◆ Objective
Could you copy every line from the material below in which "this" appears?

(Collected data entries)
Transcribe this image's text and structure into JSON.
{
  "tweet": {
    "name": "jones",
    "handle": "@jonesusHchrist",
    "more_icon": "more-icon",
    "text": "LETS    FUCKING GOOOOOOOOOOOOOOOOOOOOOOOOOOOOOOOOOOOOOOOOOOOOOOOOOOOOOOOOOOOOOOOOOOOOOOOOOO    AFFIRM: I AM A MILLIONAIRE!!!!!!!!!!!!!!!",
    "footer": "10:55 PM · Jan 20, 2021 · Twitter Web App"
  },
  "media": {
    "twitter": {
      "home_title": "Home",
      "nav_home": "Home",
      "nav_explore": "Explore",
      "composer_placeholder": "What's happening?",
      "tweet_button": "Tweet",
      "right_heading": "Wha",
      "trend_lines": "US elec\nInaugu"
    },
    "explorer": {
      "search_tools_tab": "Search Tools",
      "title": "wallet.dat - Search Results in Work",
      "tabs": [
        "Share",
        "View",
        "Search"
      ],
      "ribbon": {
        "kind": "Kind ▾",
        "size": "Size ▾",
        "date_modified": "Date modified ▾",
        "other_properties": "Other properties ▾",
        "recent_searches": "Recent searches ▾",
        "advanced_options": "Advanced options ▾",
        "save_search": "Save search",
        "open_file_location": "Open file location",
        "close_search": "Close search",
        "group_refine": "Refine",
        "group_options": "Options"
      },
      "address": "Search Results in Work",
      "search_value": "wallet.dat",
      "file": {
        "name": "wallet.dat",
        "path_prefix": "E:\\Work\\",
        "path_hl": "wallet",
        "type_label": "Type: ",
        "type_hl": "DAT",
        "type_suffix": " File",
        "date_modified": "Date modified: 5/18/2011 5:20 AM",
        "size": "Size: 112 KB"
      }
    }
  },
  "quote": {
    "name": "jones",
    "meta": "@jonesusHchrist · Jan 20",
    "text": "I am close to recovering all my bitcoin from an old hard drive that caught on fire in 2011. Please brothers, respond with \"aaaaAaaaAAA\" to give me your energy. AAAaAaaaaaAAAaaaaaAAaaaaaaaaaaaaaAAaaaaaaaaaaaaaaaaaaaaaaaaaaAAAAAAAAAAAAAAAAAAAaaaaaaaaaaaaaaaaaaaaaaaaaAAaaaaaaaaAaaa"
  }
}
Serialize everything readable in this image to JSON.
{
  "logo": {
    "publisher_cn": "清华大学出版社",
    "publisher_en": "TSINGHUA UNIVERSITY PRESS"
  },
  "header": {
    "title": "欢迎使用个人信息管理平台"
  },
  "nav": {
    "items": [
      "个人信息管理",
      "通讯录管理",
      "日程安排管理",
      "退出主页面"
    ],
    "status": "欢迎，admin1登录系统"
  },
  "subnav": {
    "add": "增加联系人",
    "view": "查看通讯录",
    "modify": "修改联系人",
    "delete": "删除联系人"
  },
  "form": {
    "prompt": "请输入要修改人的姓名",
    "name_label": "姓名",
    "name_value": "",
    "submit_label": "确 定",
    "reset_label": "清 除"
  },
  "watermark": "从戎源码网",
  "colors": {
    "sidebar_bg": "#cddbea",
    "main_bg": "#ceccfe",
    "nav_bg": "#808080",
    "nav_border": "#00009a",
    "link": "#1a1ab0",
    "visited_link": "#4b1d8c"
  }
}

◆ Output
Transcribe this image's text and structure into JSON.
Serialize everything readable in this image to JSON.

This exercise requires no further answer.